— START DATA IN THIS EXERCISE —

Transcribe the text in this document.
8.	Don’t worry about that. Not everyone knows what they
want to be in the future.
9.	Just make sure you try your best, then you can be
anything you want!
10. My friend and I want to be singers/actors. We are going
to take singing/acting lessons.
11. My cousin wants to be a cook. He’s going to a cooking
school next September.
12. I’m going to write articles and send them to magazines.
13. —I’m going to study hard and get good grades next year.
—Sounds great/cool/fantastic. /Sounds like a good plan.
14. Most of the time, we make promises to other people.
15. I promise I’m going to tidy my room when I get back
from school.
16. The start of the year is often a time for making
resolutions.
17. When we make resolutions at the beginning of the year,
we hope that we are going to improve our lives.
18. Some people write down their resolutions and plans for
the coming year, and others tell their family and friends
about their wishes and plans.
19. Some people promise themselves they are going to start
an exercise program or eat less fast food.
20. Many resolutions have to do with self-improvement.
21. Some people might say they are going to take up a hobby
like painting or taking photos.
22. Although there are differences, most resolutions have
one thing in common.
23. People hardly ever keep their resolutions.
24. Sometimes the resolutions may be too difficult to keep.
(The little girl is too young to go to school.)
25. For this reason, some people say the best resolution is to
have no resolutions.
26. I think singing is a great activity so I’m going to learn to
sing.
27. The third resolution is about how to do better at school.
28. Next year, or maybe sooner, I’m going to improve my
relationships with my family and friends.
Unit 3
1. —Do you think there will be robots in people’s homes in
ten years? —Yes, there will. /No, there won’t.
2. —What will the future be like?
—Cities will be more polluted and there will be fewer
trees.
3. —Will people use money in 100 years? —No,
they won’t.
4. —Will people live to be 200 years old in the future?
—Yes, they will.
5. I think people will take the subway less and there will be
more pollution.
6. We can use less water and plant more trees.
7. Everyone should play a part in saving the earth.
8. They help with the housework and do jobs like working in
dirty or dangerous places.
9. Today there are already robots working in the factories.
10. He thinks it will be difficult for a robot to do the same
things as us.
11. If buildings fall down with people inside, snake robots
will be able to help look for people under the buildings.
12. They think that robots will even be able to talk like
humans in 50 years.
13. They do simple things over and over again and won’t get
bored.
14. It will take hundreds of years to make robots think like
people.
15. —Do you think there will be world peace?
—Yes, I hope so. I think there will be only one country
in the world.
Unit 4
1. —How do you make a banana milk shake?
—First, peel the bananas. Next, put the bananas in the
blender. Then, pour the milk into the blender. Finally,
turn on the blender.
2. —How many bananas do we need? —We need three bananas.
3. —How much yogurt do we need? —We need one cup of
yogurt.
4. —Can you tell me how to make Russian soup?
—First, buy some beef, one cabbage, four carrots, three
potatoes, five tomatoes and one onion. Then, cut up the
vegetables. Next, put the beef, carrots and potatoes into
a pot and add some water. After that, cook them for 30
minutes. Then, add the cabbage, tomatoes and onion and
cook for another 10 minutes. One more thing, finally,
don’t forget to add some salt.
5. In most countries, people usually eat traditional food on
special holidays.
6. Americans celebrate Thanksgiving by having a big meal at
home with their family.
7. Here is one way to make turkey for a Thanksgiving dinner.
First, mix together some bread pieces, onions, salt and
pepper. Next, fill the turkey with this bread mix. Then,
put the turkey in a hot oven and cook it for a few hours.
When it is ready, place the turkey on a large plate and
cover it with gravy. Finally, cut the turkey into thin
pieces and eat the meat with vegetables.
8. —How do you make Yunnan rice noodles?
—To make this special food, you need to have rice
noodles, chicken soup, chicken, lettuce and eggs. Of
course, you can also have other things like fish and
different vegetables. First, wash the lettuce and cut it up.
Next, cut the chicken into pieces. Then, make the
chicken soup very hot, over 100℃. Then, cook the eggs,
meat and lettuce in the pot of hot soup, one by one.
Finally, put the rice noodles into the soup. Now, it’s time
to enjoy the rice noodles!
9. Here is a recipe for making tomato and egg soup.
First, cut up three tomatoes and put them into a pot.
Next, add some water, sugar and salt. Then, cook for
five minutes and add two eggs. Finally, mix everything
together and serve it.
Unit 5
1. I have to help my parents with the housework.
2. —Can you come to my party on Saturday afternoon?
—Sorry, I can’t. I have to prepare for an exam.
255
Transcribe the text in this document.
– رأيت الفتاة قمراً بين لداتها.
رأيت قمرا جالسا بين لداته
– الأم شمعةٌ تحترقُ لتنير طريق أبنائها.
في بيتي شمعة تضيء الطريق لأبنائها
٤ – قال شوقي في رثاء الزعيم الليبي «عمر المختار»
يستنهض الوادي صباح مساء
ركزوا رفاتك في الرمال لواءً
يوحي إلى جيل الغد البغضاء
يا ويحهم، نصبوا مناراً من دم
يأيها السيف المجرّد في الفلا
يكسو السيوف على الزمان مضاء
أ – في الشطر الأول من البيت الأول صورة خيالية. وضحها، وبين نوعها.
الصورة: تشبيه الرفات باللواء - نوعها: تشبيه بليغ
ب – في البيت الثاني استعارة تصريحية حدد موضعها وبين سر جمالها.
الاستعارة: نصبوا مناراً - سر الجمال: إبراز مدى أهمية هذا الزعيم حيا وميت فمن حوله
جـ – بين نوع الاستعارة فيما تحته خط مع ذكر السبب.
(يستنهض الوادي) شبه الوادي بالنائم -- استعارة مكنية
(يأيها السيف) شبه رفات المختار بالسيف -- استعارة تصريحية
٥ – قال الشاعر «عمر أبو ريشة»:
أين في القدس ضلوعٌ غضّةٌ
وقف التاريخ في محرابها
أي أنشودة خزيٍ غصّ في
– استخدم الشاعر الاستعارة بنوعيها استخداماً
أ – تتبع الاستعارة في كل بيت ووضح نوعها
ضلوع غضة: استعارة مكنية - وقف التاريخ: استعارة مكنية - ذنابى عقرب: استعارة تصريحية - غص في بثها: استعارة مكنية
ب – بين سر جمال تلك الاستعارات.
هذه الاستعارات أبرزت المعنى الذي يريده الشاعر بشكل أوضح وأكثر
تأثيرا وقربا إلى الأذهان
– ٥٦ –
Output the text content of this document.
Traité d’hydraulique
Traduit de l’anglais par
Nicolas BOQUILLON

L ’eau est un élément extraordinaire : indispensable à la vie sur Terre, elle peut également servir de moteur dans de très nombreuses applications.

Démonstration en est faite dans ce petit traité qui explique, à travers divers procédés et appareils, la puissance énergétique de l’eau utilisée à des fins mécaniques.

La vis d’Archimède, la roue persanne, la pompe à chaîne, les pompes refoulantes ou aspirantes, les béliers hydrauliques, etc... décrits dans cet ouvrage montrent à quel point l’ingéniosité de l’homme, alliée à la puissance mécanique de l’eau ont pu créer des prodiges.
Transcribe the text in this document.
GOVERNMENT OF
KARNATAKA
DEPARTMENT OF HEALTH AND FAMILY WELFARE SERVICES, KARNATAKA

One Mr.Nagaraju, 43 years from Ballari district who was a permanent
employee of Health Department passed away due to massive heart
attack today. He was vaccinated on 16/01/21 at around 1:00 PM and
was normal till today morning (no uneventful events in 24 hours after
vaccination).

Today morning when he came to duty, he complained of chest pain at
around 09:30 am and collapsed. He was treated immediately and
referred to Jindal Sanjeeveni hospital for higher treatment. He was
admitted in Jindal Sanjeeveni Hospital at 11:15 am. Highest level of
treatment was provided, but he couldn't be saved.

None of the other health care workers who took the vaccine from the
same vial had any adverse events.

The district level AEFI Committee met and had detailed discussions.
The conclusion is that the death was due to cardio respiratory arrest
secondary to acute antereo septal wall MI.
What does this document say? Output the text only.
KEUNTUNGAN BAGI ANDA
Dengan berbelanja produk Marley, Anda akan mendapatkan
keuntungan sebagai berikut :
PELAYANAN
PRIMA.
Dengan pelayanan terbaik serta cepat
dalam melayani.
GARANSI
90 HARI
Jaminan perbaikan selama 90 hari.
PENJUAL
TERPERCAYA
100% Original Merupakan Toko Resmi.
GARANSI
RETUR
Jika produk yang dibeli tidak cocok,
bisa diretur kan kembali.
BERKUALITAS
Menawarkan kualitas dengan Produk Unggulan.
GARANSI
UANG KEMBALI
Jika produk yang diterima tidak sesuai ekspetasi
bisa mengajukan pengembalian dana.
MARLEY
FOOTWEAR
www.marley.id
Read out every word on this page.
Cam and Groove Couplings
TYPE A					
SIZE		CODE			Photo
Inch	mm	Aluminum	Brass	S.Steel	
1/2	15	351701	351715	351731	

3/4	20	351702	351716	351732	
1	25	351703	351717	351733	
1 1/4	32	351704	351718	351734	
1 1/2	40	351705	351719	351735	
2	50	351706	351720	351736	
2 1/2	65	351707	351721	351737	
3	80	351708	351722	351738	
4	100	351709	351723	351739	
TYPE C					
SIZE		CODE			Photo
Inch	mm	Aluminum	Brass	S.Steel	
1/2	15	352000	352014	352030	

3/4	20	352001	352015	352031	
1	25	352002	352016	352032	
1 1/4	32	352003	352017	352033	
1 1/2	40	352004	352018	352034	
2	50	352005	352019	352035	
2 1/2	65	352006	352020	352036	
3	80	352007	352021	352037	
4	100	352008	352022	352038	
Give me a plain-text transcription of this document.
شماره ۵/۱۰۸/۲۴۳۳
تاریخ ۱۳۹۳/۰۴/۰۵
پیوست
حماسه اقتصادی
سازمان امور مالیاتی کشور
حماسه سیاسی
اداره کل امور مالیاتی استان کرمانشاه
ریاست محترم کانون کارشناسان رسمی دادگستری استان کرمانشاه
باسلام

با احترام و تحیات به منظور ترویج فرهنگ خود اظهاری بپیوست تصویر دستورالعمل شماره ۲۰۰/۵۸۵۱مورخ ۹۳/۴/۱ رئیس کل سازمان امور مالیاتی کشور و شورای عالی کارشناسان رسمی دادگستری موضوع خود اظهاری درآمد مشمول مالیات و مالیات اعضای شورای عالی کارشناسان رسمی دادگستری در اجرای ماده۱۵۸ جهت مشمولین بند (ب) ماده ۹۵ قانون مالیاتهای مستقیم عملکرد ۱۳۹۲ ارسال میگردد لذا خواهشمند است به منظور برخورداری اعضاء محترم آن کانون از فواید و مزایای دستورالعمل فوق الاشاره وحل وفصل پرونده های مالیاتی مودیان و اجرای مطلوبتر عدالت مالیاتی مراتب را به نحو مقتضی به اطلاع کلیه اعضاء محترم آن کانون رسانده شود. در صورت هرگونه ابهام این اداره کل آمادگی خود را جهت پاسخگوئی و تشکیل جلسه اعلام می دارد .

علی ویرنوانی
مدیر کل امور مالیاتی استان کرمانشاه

— END DATA IN THIS EXERCISE —

* **WRITTEN EXERCISE**
Give the count of lines in the data shown above that contain "Sanjeeveni", and nothing else.

* **WRITTEN SOLUTION**
2